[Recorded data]
-- start --
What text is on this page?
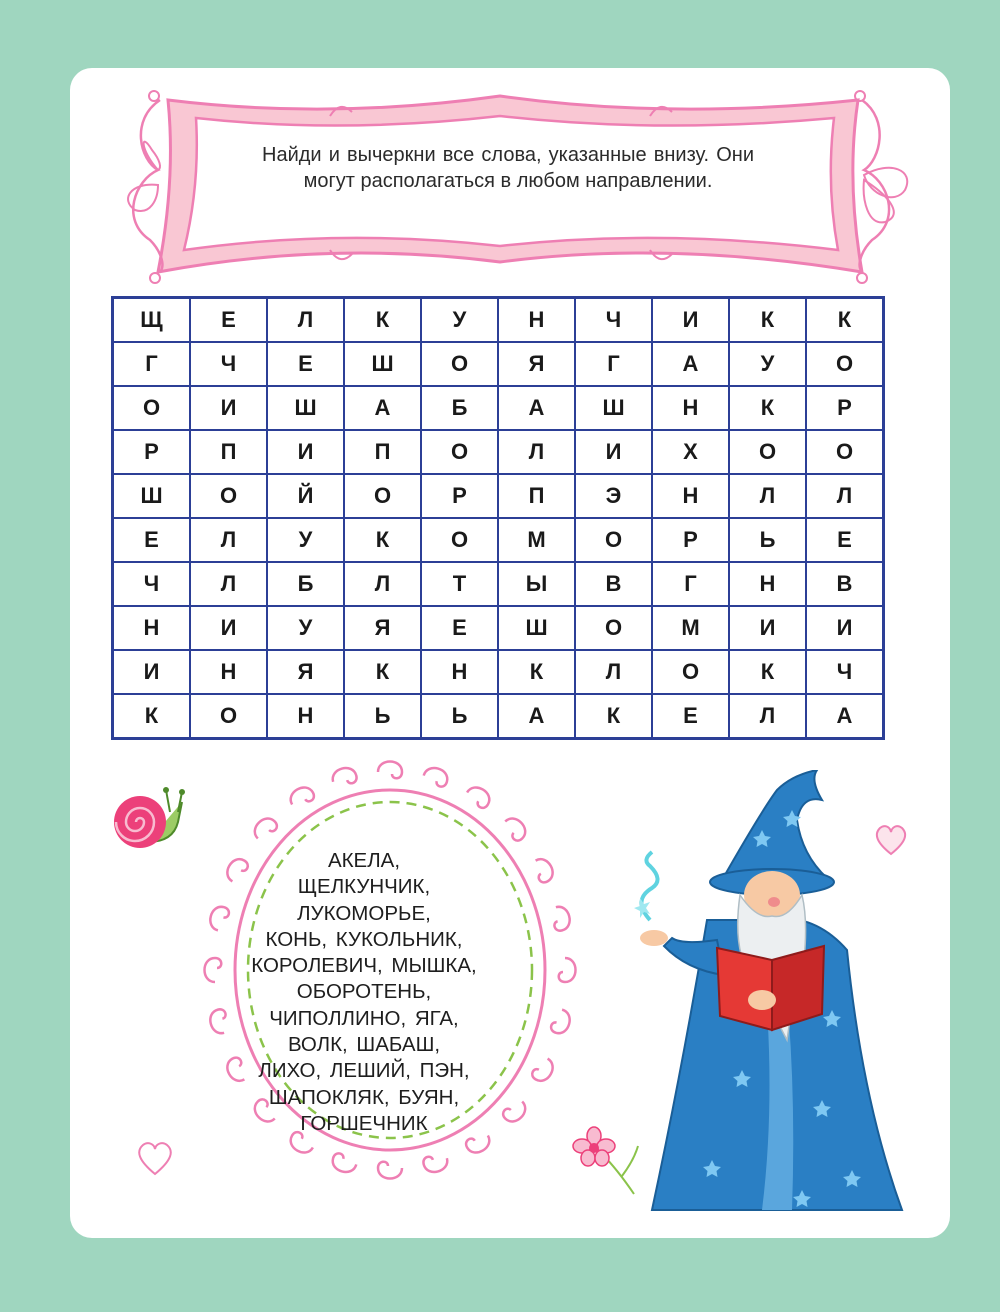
Найди и вычеркни все слова, указанные внизу. Они могут располагаться в любом направлении.
Щ	Е	Л	К	У	Н	Ч	И	К	К
Г	Ч	Е	Ш	О	Я	Г	А	У	О
О	И	Ш	А	Б	А	Ш	Н	К	Р
Р	П	И	П	О	Л	И	Х	О	О
Ш	О	Й	О	Р	П	Э	Н	Л	Л
Е	Л	У	К	О	М	О	Р	Ь	Е
Ч	Л	Б	Л	Т	Ы	В	Г	Н	В
Н	И	У	Я	Е	Ш	О	М	И	И
И	Н	Я	К	Н	К	Л	О	К	Ч
К	О	Н	Ь	Ь	А	К	Е	Л	А
АКЕЛА,
ЩЕЛКУНЧИК,
ЛУКОМОРЬЕ,
КОНЬ, КУКОЛЬНИК,
КОРОЛЕВИЧ, МЫШКА,
ОБОРОТЕНЬ,
ЧИПОЛЛИНО, ЯГА,
ВОЛК, ШАБАШ,
ЛИХО, ЛЕШИЙ, ПЭН,
ШАПОКЛЯК, БУЯН,
ГОРШЕЧНИК
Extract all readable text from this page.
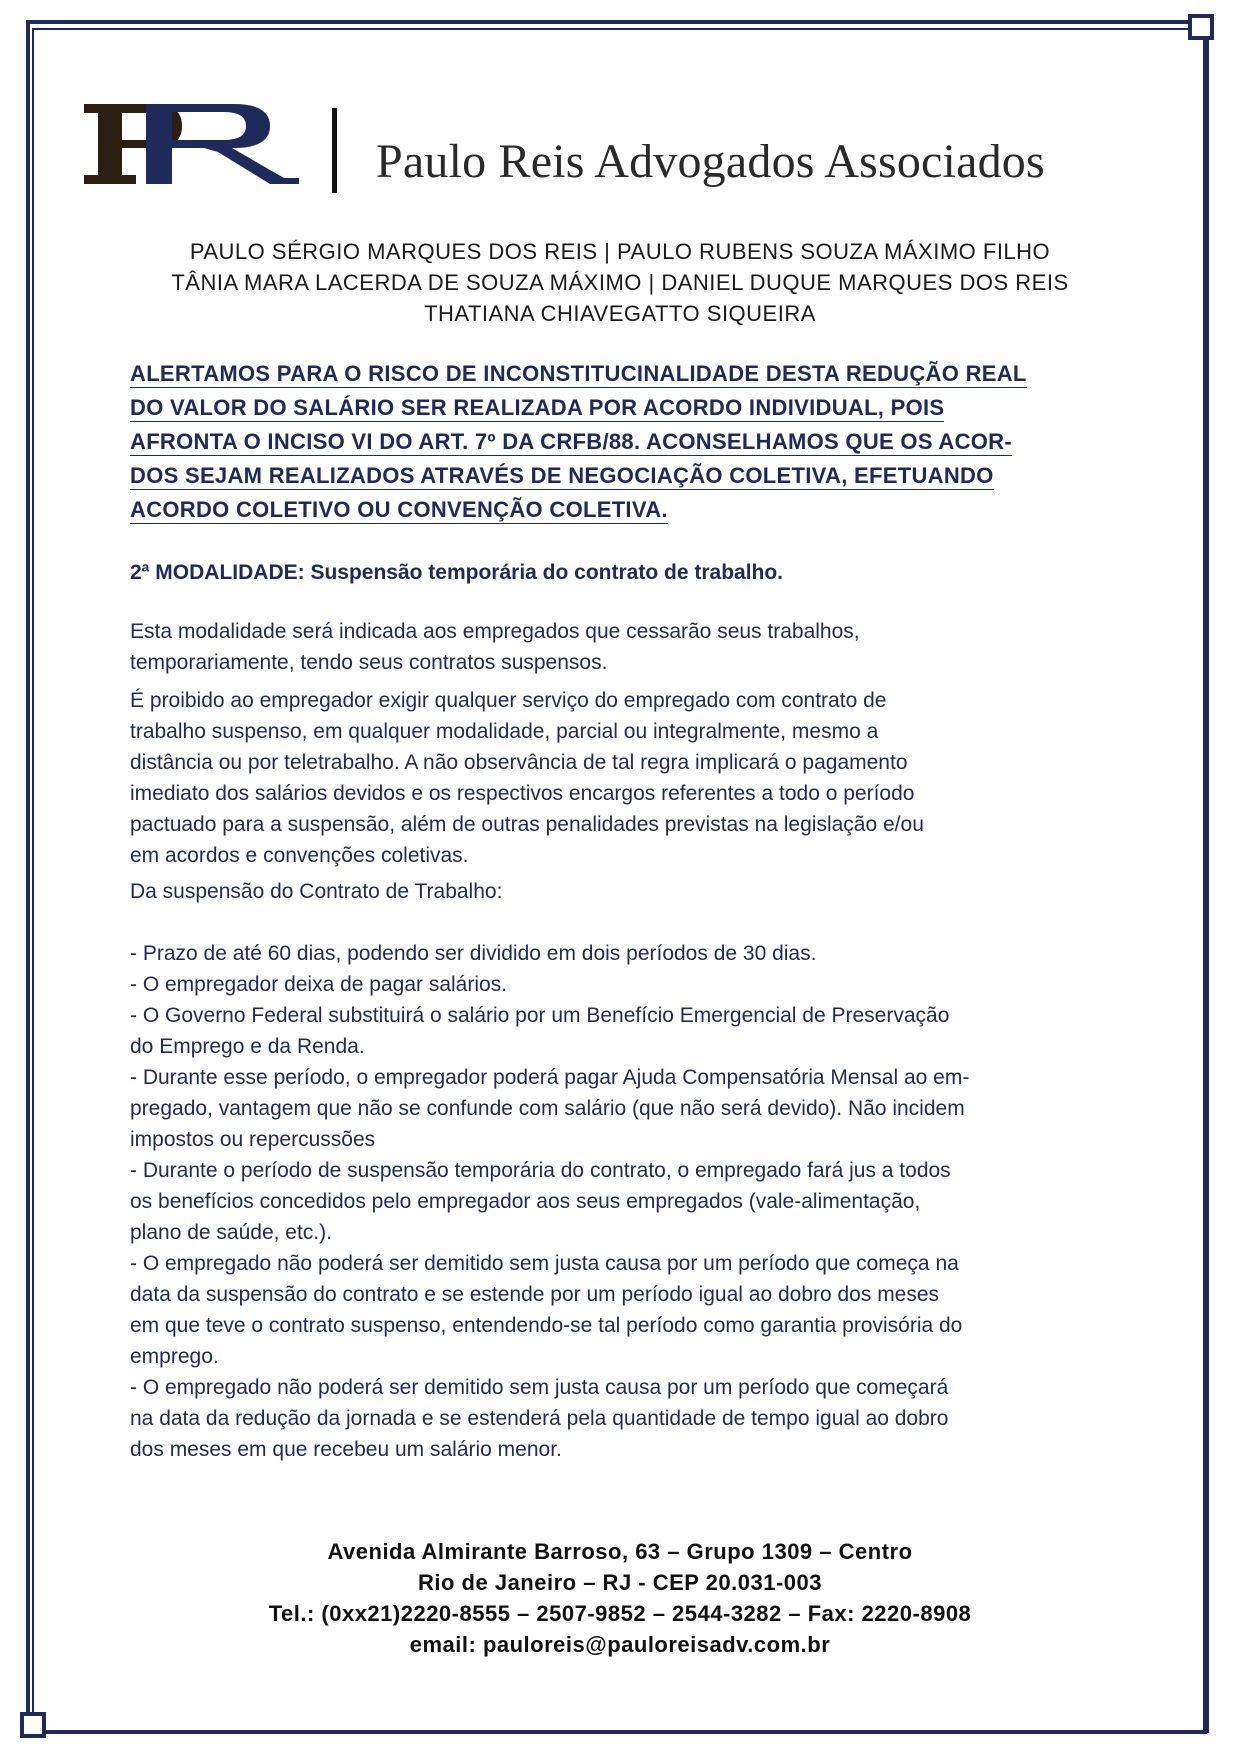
Paulo Reis Advogados Associados
PAULO SÉRGIO MARQUES DOS REIS | PAULO RUBENS SOUZA MÁXIMO FILHO
TÂNIA MARA LACERDA DE SOUZA MÁXIMO | DANIEL DUQUE MARQUES DOS REIS
THATIANA CHIAVEGATTO SIQUEIRA
ALERTAMOS PARA O RISCO DE INCONSTITUCINALIDADE DESTA REDUÇÃO REAL
DO VALOR DO SALÁRIO SER REALIZADA POR ACORDO INDIVIDUAL, POIS
AFRONTA O INCISO VI DO ART. 7º DA CRFB/88. ACONSELHAMOS QUE OS ACOR-
DOS SEJAM REALIZADOS ATRAVÉS DE NEGOCIAÇÃO COLETIVA, EFETUANDO
ACORDO COLETIVO OU CONVENÇÃO COLETIVA.
2ª MODALIDADE: Suspensão temporária do contrato de trabalho.
Esta modalidade será indicada aos empregados que cessarão seus trabalhos,
temporariamente, tendo seus contratos suspensos.
É proibido ao empregador exigir qualquer serviço do empregado com contrato de
trabalho suspenso, em qualquer modalidade, parcial ou integralmente, mesmo a
distância ou por teletrabalho. A não observância de tal regra implicará o pagamento
imediato dos salários devidos e os respectivos encargos referentes a todo o período
pactuado para a suspensão, além de outras penalidades previstas na legislação e/ou
em acordos e convenções coletivas.
Da suspensão do Contrato de Trabalho:
- Prazo de até 60 dias, podendo ser dividido em dois períodos de 30 dias.
- O empregador deixa de pagar salários.
- O Governo Federal substituirá o salário por um Benefício Emergencial de Preservação
do Emprego e da Renda.
- Durante esse período, o empregador poderá pagar Ajuda Compensatória Mensal ao em-
pregado, vantagem que não se confunde com salário (que não será devido). Não incidem
impostos ou repercussões
- Durante o período de suspensão temporária do contrato, o empregado fará jus a todos
os benefícios concedidos pelo empregador aos seus empregados (vale-alimentação,
plano de saúde, etc.).
- O empregado não poderá ser demitido sem justa causa por um período que começa na
data da suspensão do contrato e se estende por um período igual ao dobro dos meses
em que teve o contrato suspenso, entendendo-se tal período como garantia provisória do
emprego.
- O empregado não poderá ser demitido sem justa causa por um período que começará
na data da redução da jornada e se estenderá pela quantidade de tempo igual ao dobro
dos meses em que recebeu um salário menor.
Avenida Almirante Barroso, 63 – Grupo 1309 – Centro
Rio de Janeiro – RJ - CEP 20.031-003
Tel.: (0xx21)2220-8555 – 2507-9852 – 2544-3282 – Fax: 2220-8908
email: pauloreis@pauloreisadv.com.br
-- end --
### WHAT YOU NEED TO DO
Retype the data above exactly; pictures are not part of the copy.

### RESPONSE FOR THIS EXERCISE
What text is on this page?
Найди и вычеркни все слова, указанные внизу. Они могут располагаться в любом направлении.
Щ	Е	Л	К	У	Н	Ч	И	К	К
Г	Ч	Е	Ш	О	Я	Г	А	У	О
О	И	Ш	А	Б	А	Ш	Н	К	Р
Р	П	И	П	О	Л	И	Х	О	О
Ш	О	Й	О	Р	П	Э	Н	Л	Л
Е	Л	У	К	О	М	О	Р	Ь	Е
Ч	Л	Б	Л	Т	Ы	В	Г	Н	В
Н	И	У	Я	Е	Ш	О	М	И	И
И	Н	Я	К	Н	К	Л	О	К	Ч
К	О	Н	Ь	Ь	А	К	Е	Л	А
АКЕЛА,
ЩЕЛКУНЧИК,
ЛУКОМОРЬЕ,
КОНЬ, КУКОЛЬНИК,
КОРОЛЕВИЧ, МЫШКА,
ОБОРОТЕНЬ,
ЧИПОЛЛИНО, ЯГА,
ВОЛК, ШАБАШ,
ЛИХО, ЛЕШИЙ, ПЭН,
ШАПОКЛЯК, БУЯН,
ГОРШЕЧНИК
Extract all readable text from this page.
Paulo Reis Advogados Associados
PAULO SÉRGIO MARQUES DOS REIS | PAULO RUBENS SOUZA MÁXIMO FILHO
TÂNIA MARA LACERDA DE SOUZA MÁXIMO | DANIEL DUQUE MARQUES DOS REIS
THATIANA CHIAVEGATTO SIQUEIRA
ALERTAMOS PARA O RISCO DE INCONSTITUCINALIDADE DESTA REDUÇÃO REAL
DO VALOR DO SALÁRIO SER REALIZADA POR ACORDO INDIVIDUAL, POIS
AFRONTA O INCISO VI DO ART. 7º DA CRFB/88. ACONSELHAMOS QUE OS ACOR-
DOS SEJAM REALIZADOS ATRAVÉS DE NEGOCIAÇÃO COLETIVA, EFETUANDO
ACORDO COLETIVO OU CONVENÇÃO COLETIVA.
2ª MODALIDADE: Suspensão temporária do contrato de trabalho.
Esta modalidade será indicada aos empregados que cessarão seus trabalhos,
temporariamente, tendo seus contratos suspensos.
É proibido ao empregador exigir qualquer serviço do empregado com contrato de
trabalho suspenso, em qualquer modalidade, parcial ou integralmente, mesmo a
distância ou por teletrabalho. A não observância de tal regra implicará o pagamento
imediato dos salários devidos e os respectivos encargos referentes a todo o período
pactuado para a suspensão, além de outras penalidades previstas na legislação e/ou
em acordos e convenções coletivas.
Da suspensão do Contrato de Trabalho:
- Prazo de até 60 dias, podendo ser dividido em dois períodos de 30 dias.
- O empregador deixa de pagar salários.
- O Governo Federal substituirá o salário por um Benefício Emergencial de Preservação
do Emprego e da Renda.
- Durante esse período, o empregador poderá pagar Ajuda Compensatória Mensal ao em-
pregado, vantagem que não se confunde com salário (que não será devido). Não incidem
impostos ou repercussões
- Durante o período de suspensão temporária do contrato, o empregado fará jus a todos
os benefícios concedidos pelo empregador aos seus empregados (vale-alimentação,
plano de saúde, etc.).
- O empregado não poderá ser demitido sem justa causa por um período que começa na
data da suspensão do contrato e se estende por um período igual ao dobro dos meses
em que teve o contrato suspenso, entendendo-se tal período como garantia provisória do
emprego.
- O empregado não poderá ser demitido sem justa causa por um período que começará
na data da redução da jornada e se estenderá pela quantidade de tempo igual ao dobro
dos meses em que recebeu um salário menor.
Avenida Almirante Barroso, 63 – Grupo 1309 – Centro
Rio de Janeiro – RJ - CEP 20.031-003
Tel.: (0xx21)2220-8555 – 2507-9852 – 2544-3282 – Fax: 2220-8908
email: pauloreis@pauloreisadv.com.br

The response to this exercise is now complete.